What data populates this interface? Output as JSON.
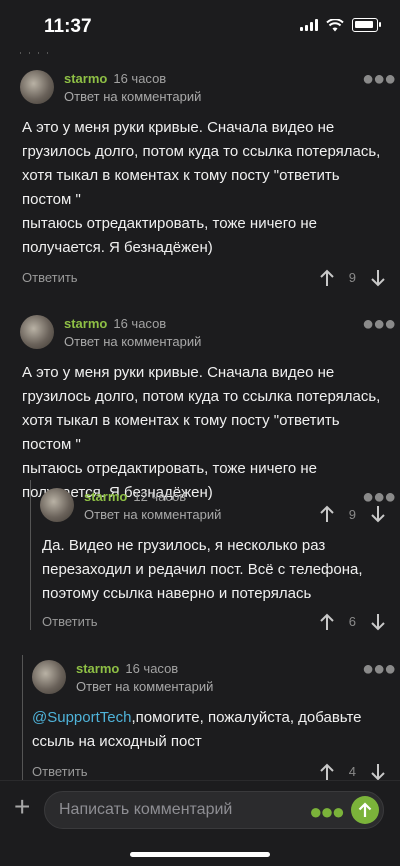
{
  "status_bar": {
    "time": "11:37"
  },
  "comments": [
    {
      "author": "starmo",
      "timestamp": "16 часов",
      "reply_to": "Ответ на комментарий",
      "body": "А это у меня руки кривые. Сначала видео не грузилось долго, потом куда то ссылка потерялась, хотя тыкал в коментах к тому посту \"ответить постом \"\nпытаюсь отредактировать, тоже ничего не получается. Я безнадёжен)",
      "reply_label": "Ответить",
      "score": "9"
    },
    {
      "author": "starmo",
      "timestamp": "16 часов",
      "reply_to": "Ответ на комментарий",
      "body": "А это у меня руки кривые. Сначала видео не грузилось долго, потом куда то ссылка потерялась, хотя тыкал в коментах к тому посту \"ответить постом \"\nпытаюсь отредактировать, тоже ничего не получается. Я безнадёжен)",
      "reply_label": "Ответить",
      "score": "9"
    },
    {
      "author": "starmo",
      "timestamp": "12 часов",
      "reply_to": "Ответ на комментарий",
      "body": "Да. Видео не грузилось, я несколько раз перезаходил и редачил пост. Всё с телефона, поэтому ссылка наверно и потерялась",
      "reply_label": "Ответить",
      "score": "6"
    },
    {
      "author": "starmo",
      "timestamp": "16 часов",
      "reply_to": "Ответ на комментарий",
      "mention": "@SupportTech",
      "body_rest": ",помогите, пожалуйста, добавьте ссыль на исходный пост",
      "reply_label": "Ответить",
      "score": "4"
    }
  ],
  "compose": {
    "placeholder": "Написать комментарий"
  },
  "colors": {
    "accent": "#7bb33a",
    "author": "#8ebf45",
    "mention": "#4fb3d9",
    "background": "#1c1c1e"
  }
}
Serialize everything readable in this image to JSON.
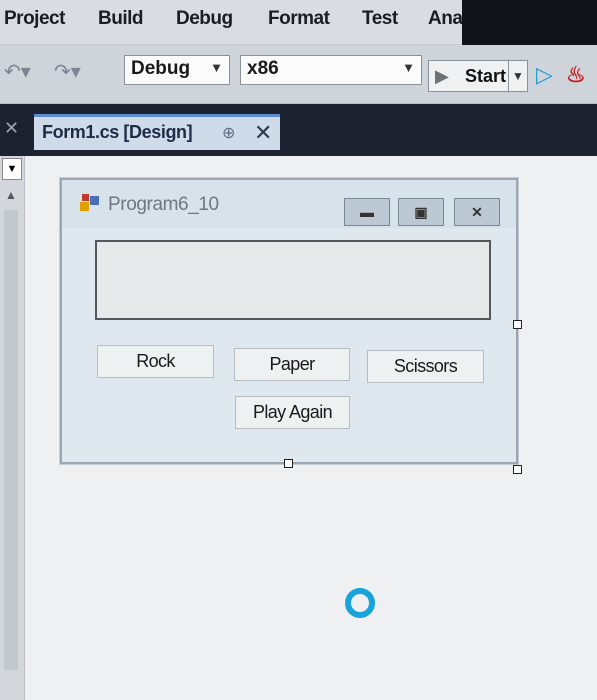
{
  "menu": {
    "items": [
      "Project",
      "Build",
      "Debug",
      "Format",
      "Test",
      "Ana"
    ]
  },
  "toolbar": {
    "configuration": "Debug",
    "platform": "x86",
    "start_label": "Start"
  },
  "document_tab": {
    "title": "Form1.cs [Design]"
  },
  "form": {
    "caption": "Program6_10",
    "textbox_value": "",
    "buttons": {
      "rock": "Rock",
      "paper": "Paper",
      "scissors": "Scissors",
      "play_again": "Play Again"
    }
  },
  "icons": {
    "undo": "undo-icon",
    "redo": "redo-icon",
    "start": "play-icon",
    "start_without_debugging": "play-outline-icon",
    "hot_reload": "flame-icon",
    "pin": "pin-icon",
    "close": "close-icon",
    "loading": "loading-spinner-icon"
  },
  "colors": {
    "tab_strip": "#1c2230",
    "accent": "#17a4db"
  }
}
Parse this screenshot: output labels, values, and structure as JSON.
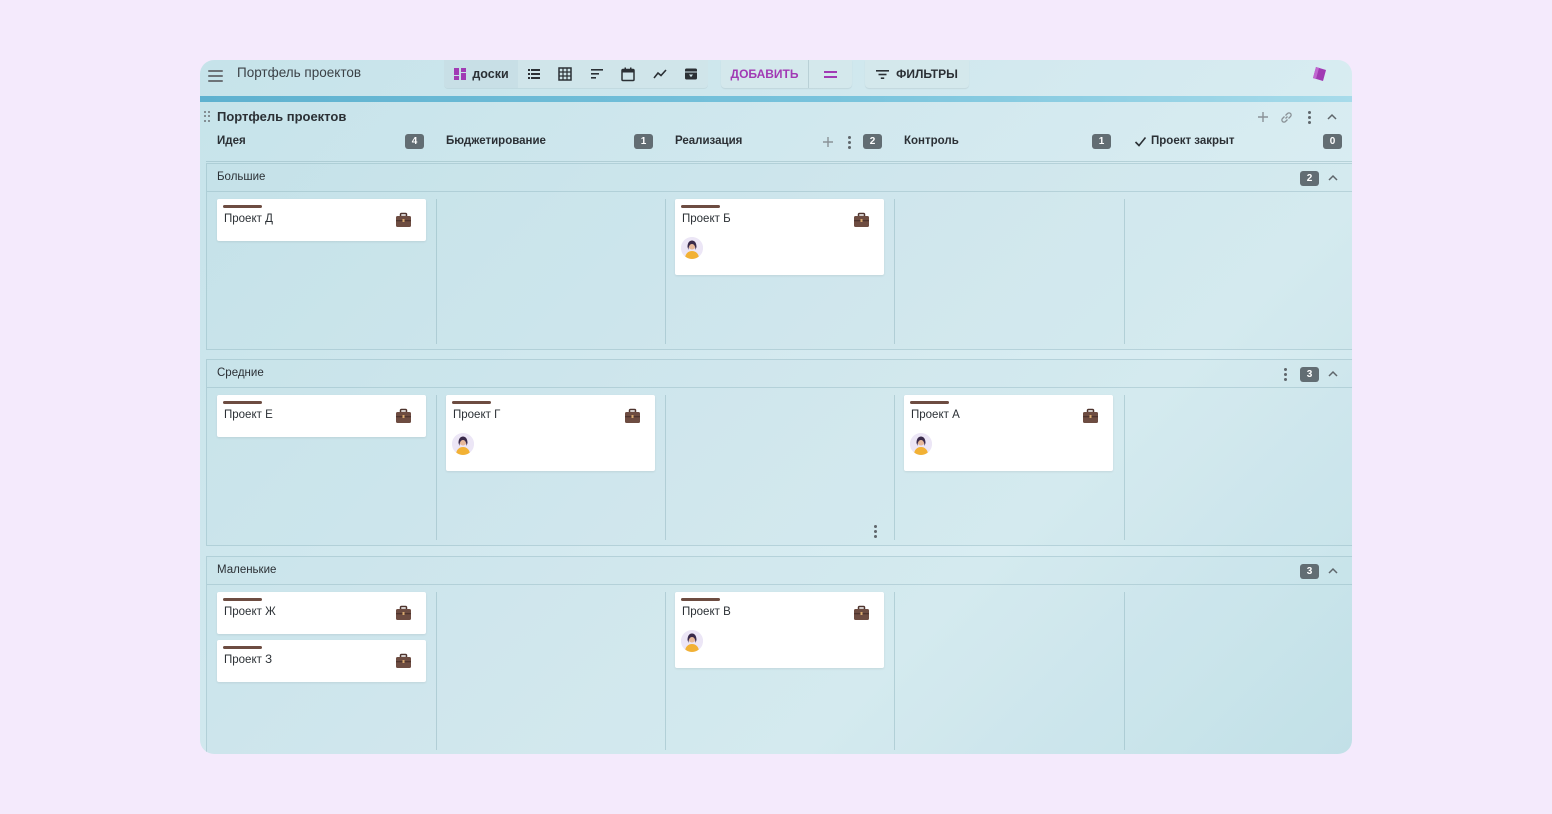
{
  "app": {
    "title": "Портфель проектов",
    "accent_color": "#a13ab4",
    "badge_color": "#626d73"
  },
  "toolbar": {
    "views": [
      {
        "name": "boards",
        "label": "доски",
        "icon": "board-view-icon",
        "active": true
      },
      {
        "name": "list",
        "icon": "list-view-icon"
      },
      {
        "name": "table",
        "icon": "table-view-icon"
      },
      {
        "name": "gantt",
        "icon": "gantt-view-icon"
      },
      {
        "name": "calendar",
        "icon": "calendar-icon"
      },
      {
        "name": "chart",
        "icon": "chart-icon"
      },
      {
        "name": "archive",
        "icon": "archive-icon"
      }
    ],
    "add_label": "ДОБАВИТЬ",
    "filters_label": "ФИЛЬТРЫ"
  },
  "board": {
    "title": "Портфель проектов",
    "columns": [
      {
        "name": "Идея",
        "count": "4"
      },
      {
        "name": "Бюджетирование",
        "count": "1"
      },
      {
        "name": "Реализация",
        "count": "2"
      },
      {
        "name": "Контроль",
        "count": "1"
      },
      {
        "name": "Проект закрыт",
        "count": "0",
        "check": true
      }
    ],
    "lanes": [
      {
        "title": "Большие",
        "count": "2",
        "cards": [
          {
            "title": "Проект Д",
            "column": 0,
            "avatar": false
          },
          {
            "title": "Проект Б",
            "column": 2,
            "avatar": true
          }
        ]
      },
      {
        "title": "Средние",
        "count": "3",
        "cards": [
          {
            "title": "Проект Е",
            "column": 0,
            "avatar": false
          },
          {
            "title": "Проект Г",
            "column": 1,
            "avatar": true
          },
          {
            "title": "Проект А",
            "column": 3,
            "avatar": true
          }
        ]
      },
      {
        "title": "Маленькие",
        "count": "3",
        "cards": [
          {
            "title": "Проект Ж",
            "column": 0,
            "avatar": false
          },
          {
            "title": "Проект З",
            "column": 0,
            "avatar": false
          },
          {
            "title": "Проект В",
            "column": 2,
            "avatar": true
          }
        ]
      }
    ]
  }
}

GIVEN TASK. Reproduce the whole listing exactly, but not the images in it.

ANSWER TO THE EXERCISE.
What data populates this interface? Output as JSON.
{
  "status_bar": {
    "time": "11:37"
  },
  "comments": [
    {
      "author": "starmo",
      "timestamp": "16 часов",
      "reply_to": "Ответ на комментарий",
      "body": "А это у меня руки кривые. Сначала видео не грузилось долго, потом куда то ссылка потерялась, хотя тыкал в коментах к тому посту \"ответить постом \"\nпытаюсь отредактировать, тоже ничего не получается. Я безнадёжен)",
      "reply_label": "Ответить",
      "score": "9"
    },
    {
      "author": "starmo",
      "timestamp": "16 часов",
      "reply_to": "Ответ на комментарий",
      "body": "А это у меня руки кривые. Сначала видео не грузилось долго, потом куда то ссылка потерялась, хотя тыкал в коментах к тому посту \"ответить постом \"\nпытаюсь отредактировать, тоже ничего не получается. Я безнадёжен)",
      "reply_label": "Ответить",
      "score": "9"
    },
    {
      "author": "starmo",
      "timestamp": "12 часов",
      "reply_to": "Ответ на комментарий",
      "body": "Да. Видео не грузилось, я несколько раз перезаходил и редачил пост. Всё с телефона, поэтому ссылка наверно и потерялась",
      "reply_label": "Ответить",
      "score": "6"
    },
    {
      "author": "starmo",
      "timestamp": "16 часов",
      "reply_to": "Ответ на комментарий",
      "mention": "@SupportTech",
      "body_rest": ",помогите, пожалуйста, добавьте ссыль на исходный пост",
      "reply_label": "Ответить",
      "score": "4"
    }
  ],
  "compose": {
    "placeholder": "Написать комментарий"
  },
  "colors": {
    "accent": "#7bb33a",
    "author": "#8ebf45",
    "mention": "#4fb3d9",
    "background": "#1c1c1e"
  }
}
Serialize everything readable in this image to JSON.
{
  "menu": {
    "items": [
      "Project",
      "Build",
      "Debug",
      "Format",
      "Test",
      "Ana"
    ]
  },
  "toolbar": {
    "configuration": "Debug",
    "platform": "x86",
    "start_label": "Start"
  },
  "document_tab": {
    "title": "Form1.cs [Design]"
  },
  "form": {
    "caption": "Program6_10",
    "textbox_value": "",
    "buttons": {
      "rock": "Rock",
      "paper": "Paper",
      "scissors": "Scissors",
      "play_again": "Play Again"
    }
  },
  "icons": {
    "undo": "undo-icon",
    "redo": "redo-icon",
    "start": "play-icon",
    "start_without_debugging": "play-outline-icon",
    "hot_reload": "flame-icon",
    "pin": "pin-icon",
    "close": "close-icon",
    "loading": "loading-spinner-icon"
  },
  "colors": {
    "tab_strip": "#1c2230",
    "accent": "#17a4db"
  }
}
Parse this screenshot: output labels, values, and structure as JSON.
{
  "app": {
    "title": "Портфель проектов",
    "accent_color": "#a13ab4",
    "badge_color": "#626d73"
  },
  "toolbar": {
    "views": [
      {
        "name": "boards",
        "label": "доски",
        "icon": "board-view-icon",
        "active": true
      },
      {
        "name": "list",
        "icon": "list-view-icon"
      },
      {
        "name": "table",
        "icon": "table-view-icon"
      },
      {
        "name": "gantt",
        "icon": "gantt-view-icon"
      },
      {
        "name": "calendar",
        "icon": "calendar-icon"
      },
      {
        "name": "chart",
        "icon": "chart-icon"
      },
      {
        "name": "archive",
        "icon": "archive-icon"
      }
    ],
    "add_label": "ДОБАВИТЬ",
    "filters_label": "ФИЛЬТРЫ"
  },
  "board": {
    "title": "Портфель проектов",
    "columns": [
      {
        "name": "Идея",
        "count": "4"
      },
      {
        "name": "Бюджетирование",
        "count": "1"
      },
      {
        "name": "Реализация",
        "count": "2"
      },
      {
        "name": "Контроль",
        "count": "1"
      },
      {
        "name": "Проект закрыт",
        "count": "0",
        "check": true
      }
    ],
    "lanes": [
      {
        "title": "Большие",
        "count": "2",
        "cards": [
          {
            "title": "Проект Д",
            "column": 0,
            "avatar": false
          },
          {
            "title": "Проект Б",
            "column": 2,
            "avatar": true
          }
        ]
      },
      {
        "title": "Средние",
        "count": "3",
        "cards": [
          {
            "title": "Проект Е",
            "column": 0,
            "avatar": false
          },
          {
            "title": "Проект Г",
            "column": 1,
            "avatar": true
          },
          {
            "title": "Проект А",
            "column": 3,
            "avatar": true
          }
        ]
      },
      {
        "title": "Маленькие",
        "count": "3",
        "cards": [
          {
            "title": "Проект Ж",
            "column": 0,
            "avatar": false
          },
          {
            "title": "Проект З",
            "column": 0,
            "avatar": false
          },
          {
            "title": "Проект В",
            "column": 2,
            "avatar": true
          }
        ]
      }
    ]
  }
}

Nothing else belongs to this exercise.